**Source records:**
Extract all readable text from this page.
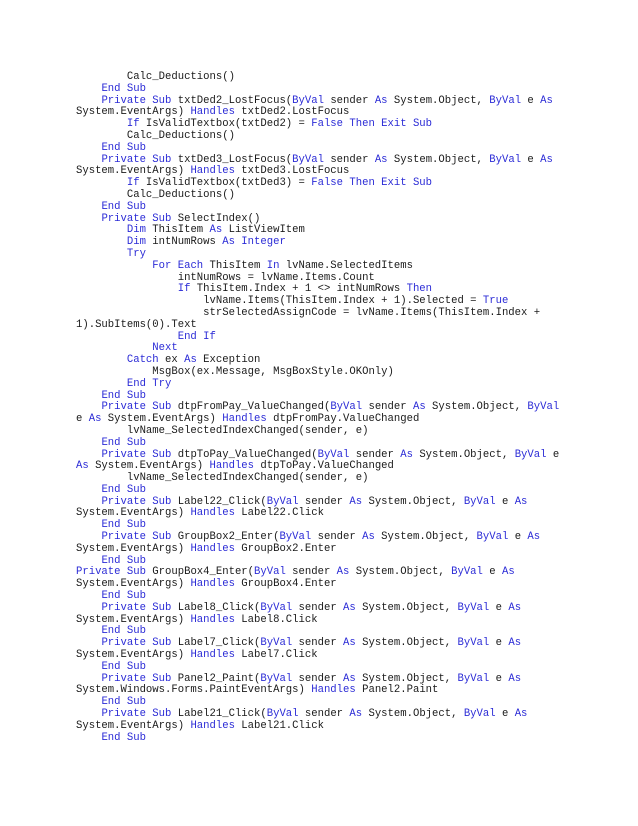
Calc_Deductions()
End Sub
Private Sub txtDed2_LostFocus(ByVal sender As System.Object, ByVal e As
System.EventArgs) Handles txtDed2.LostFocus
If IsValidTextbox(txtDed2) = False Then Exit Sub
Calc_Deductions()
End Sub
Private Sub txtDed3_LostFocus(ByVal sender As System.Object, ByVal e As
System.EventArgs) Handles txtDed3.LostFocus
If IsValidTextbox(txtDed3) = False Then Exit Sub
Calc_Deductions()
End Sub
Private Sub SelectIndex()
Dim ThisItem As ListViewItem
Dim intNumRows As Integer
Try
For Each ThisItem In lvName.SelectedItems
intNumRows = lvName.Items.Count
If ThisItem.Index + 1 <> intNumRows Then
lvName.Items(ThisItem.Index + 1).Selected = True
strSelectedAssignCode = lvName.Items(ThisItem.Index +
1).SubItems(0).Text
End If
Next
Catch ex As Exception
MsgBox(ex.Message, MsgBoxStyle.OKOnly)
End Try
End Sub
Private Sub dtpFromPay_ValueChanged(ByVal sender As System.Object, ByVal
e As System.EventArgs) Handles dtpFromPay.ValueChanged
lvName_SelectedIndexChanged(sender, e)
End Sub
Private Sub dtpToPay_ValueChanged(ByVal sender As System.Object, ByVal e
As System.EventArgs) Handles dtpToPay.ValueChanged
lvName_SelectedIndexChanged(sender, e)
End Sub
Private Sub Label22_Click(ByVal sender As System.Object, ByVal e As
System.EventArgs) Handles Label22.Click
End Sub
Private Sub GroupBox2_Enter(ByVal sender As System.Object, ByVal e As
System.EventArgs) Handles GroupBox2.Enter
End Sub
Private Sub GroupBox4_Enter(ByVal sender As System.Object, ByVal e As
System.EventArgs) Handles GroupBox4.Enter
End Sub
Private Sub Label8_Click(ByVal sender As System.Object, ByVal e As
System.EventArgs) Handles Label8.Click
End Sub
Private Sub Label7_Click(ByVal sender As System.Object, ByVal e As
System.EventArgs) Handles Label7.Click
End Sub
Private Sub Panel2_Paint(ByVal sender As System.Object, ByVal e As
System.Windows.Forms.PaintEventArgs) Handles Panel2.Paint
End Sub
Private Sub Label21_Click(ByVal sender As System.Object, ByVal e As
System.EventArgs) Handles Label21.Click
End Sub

* * *

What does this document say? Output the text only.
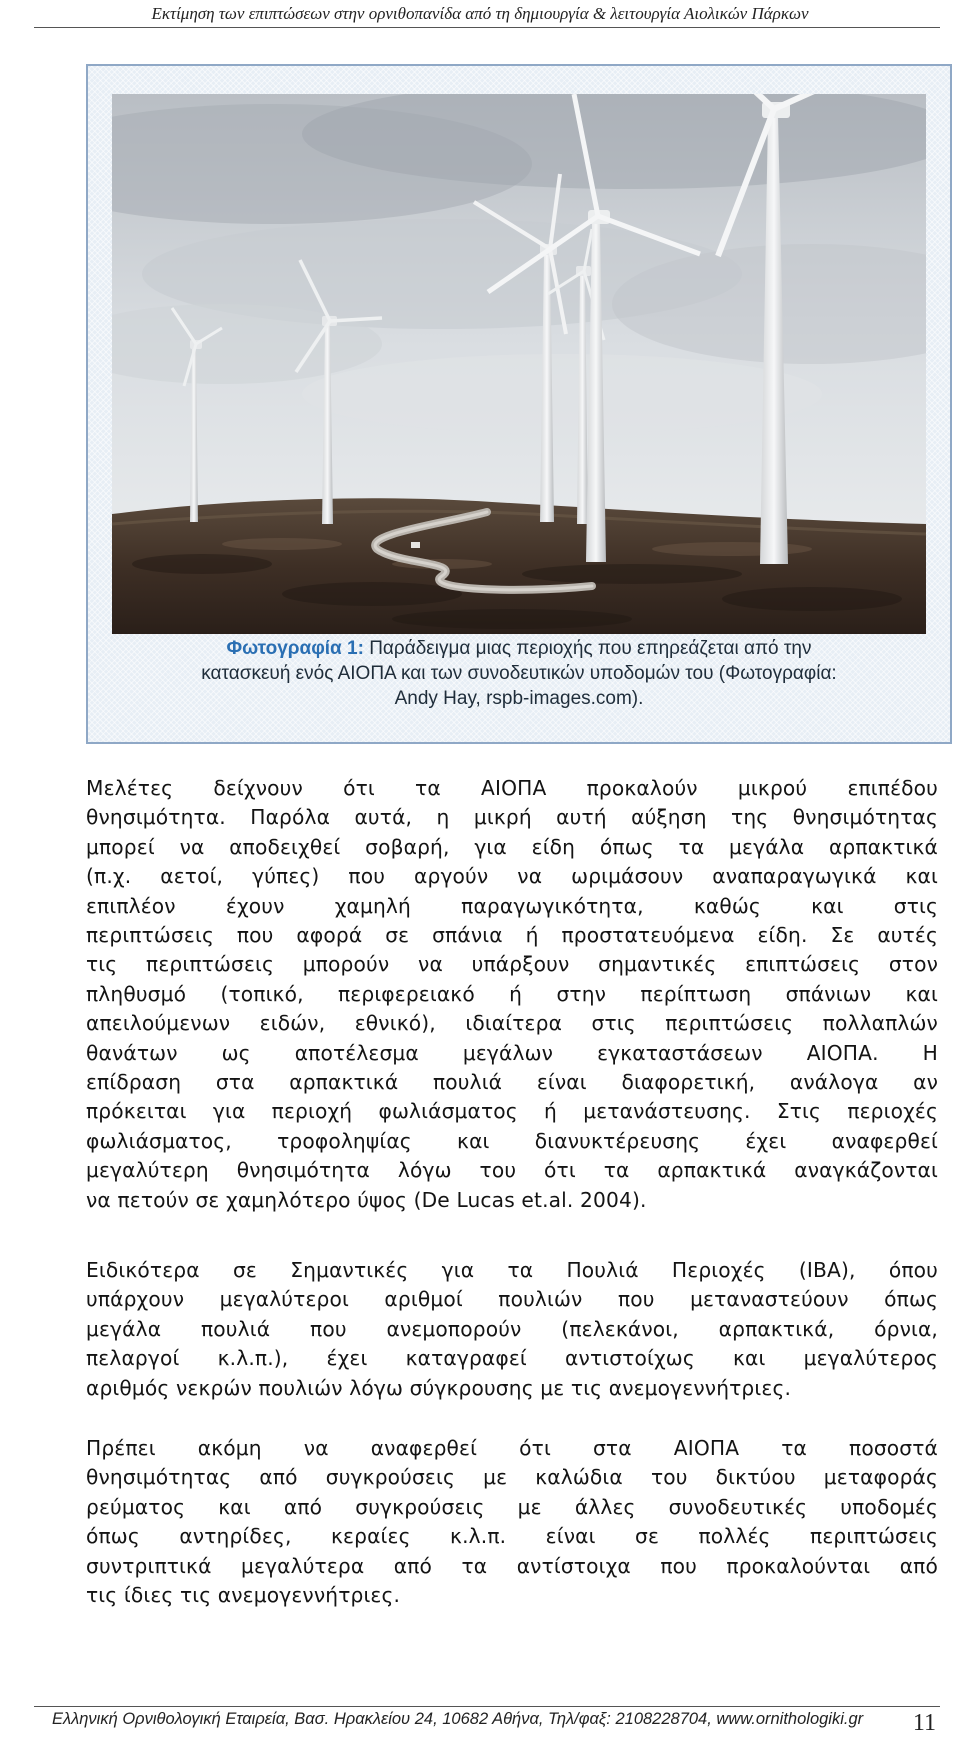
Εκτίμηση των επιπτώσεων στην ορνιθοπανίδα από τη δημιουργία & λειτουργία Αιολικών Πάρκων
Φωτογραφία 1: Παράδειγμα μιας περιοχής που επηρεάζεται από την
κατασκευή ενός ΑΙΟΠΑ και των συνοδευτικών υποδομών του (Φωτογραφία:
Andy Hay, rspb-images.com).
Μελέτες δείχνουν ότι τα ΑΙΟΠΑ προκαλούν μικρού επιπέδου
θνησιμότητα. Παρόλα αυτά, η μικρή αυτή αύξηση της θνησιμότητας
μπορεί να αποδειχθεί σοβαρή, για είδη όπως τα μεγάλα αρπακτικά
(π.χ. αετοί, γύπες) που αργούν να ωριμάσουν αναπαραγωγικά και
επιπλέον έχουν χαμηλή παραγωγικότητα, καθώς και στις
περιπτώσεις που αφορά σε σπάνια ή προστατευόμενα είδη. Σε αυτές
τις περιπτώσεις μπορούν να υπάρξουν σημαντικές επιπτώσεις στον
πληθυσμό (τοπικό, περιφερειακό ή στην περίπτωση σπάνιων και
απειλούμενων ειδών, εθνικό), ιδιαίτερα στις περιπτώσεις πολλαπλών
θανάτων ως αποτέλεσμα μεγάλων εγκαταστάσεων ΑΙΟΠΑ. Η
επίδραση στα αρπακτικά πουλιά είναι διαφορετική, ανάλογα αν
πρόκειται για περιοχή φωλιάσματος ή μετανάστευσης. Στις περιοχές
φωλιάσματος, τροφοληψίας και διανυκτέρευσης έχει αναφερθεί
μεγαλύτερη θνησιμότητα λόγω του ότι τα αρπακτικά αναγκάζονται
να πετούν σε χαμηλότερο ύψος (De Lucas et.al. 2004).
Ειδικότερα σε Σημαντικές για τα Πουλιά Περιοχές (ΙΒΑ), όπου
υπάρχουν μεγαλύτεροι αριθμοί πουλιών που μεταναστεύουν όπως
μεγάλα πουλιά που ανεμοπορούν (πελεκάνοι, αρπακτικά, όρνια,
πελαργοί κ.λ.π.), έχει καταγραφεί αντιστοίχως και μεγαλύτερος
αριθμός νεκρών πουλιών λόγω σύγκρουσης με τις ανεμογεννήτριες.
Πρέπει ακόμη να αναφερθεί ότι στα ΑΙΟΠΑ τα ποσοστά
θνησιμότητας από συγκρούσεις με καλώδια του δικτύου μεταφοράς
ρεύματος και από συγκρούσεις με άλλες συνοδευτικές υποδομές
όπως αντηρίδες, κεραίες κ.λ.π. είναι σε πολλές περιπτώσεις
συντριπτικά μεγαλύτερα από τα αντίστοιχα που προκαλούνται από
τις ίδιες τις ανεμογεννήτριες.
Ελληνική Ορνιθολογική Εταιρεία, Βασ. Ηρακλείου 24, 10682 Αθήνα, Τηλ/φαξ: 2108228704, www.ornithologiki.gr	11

**Aim:** Where a line of the records above holds the word "Object", copy that line.

**Task output:**
Private Sub txtDed2_LostFocus(ByVal sender As System.Object, ByVal e As
Private Sub txtDed3_LostFocus(ByVal sender As System.Object, ByVal e As
Private Sub dtpFromPay_ValueChanged(ByVal sender As System.Object, ByVal
Private Sub dtpToPay_ValueChanged(ByVal sender As System.Object, ByVal e
Private Sub Label22_Click(ByVal sender As System.Object, ByVal e As
Private Sub GroupBox2_Enter(ByVal sender As System.Object, ByVal e As
Private Sub GroupBox4_Enter(ByVal sender As System.Object, ByVal e As
Private Sub Label8_Click(ByVal sender As System.Object, ByVal e As
Private Sub Label7_Click(ByVal sender As System.Object, ByVal e As
Private Sub Panel2_Paint(ByVal sender As System.Object, ByVal e As
Private Sub Label21_Click(ByVal sender As System.Object, ByVal e As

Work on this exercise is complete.